Render every entry verbatim.

[Collected data]
----
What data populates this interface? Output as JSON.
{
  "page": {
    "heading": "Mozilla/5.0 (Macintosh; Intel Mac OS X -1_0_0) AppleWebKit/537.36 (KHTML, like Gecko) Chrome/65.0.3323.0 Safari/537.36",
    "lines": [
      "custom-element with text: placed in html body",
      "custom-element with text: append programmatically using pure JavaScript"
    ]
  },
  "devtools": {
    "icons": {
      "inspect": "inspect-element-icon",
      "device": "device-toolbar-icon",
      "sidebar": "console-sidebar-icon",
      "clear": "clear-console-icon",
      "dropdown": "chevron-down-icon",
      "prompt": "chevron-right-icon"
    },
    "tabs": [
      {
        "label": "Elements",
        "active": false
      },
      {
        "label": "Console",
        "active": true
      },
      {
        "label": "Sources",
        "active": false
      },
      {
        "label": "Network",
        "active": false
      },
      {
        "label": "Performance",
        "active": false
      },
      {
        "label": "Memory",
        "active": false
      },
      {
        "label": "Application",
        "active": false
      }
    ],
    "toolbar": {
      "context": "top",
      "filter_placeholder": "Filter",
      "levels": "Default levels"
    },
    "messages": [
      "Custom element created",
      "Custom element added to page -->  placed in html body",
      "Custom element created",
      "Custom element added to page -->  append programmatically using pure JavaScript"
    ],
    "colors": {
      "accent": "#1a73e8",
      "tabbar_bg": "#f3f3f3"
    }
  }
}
----
• Solution to the exercise
What data populates this interface? Output as JSON.
{
  "page": {
    "heading": "Mozilla/5.0 (Macintosh; Intel Mac OS X -1_0_0) AppleWebKit/537.36 (KHTML, like Gecko) Chrome/65.0.3323.0 Safari/537.36",
    "lines": [
      "custom-element with text: placed in html body",
      "custom-element with text: append programmatically using pure JavaScript"
    ]
  },
  "devtools": {
    "icons": {
      "inspect": "inspect-element-icon",
      "device": "device-toolbar-icon",
      "sidebar": "console-sidebar-icon",
      "clear": "clear-console-icon",
      "dropdown": "chevron-down-icon",
      "prompt": "chevron-right-icon"
    },
    "tabs": [
      {
        "label": "Elements",
        "active": false
      },
      {
        "label": "Console",
        "active": true
      },
      {
        "label": "Sources",
        "active": false
      },
      {
        "label": "Network",
        "active": false
      },
      {
        "label": "Performance",
        "active": false
      },
      {
        "label": "Memory",
        "active": false
      },
      {
        "label": "Application",
        "active": false
      }
    ],
    "toolbar": {
      "context": "top",
      "filter_placeholder": "Filter",
      "levels": "Default levels"
    },
    "messages": [
      "Custom element created",
      "Custom element added to page -->  placed in html body",
      "Custom element created",
      "Custom element added to page -->  append programmatically using pure JavaScript"
    ],
    "colors": {
      "accent": "#1a73e8",
      "tabbar_bg": "#f3f3f3"
    }
  }
}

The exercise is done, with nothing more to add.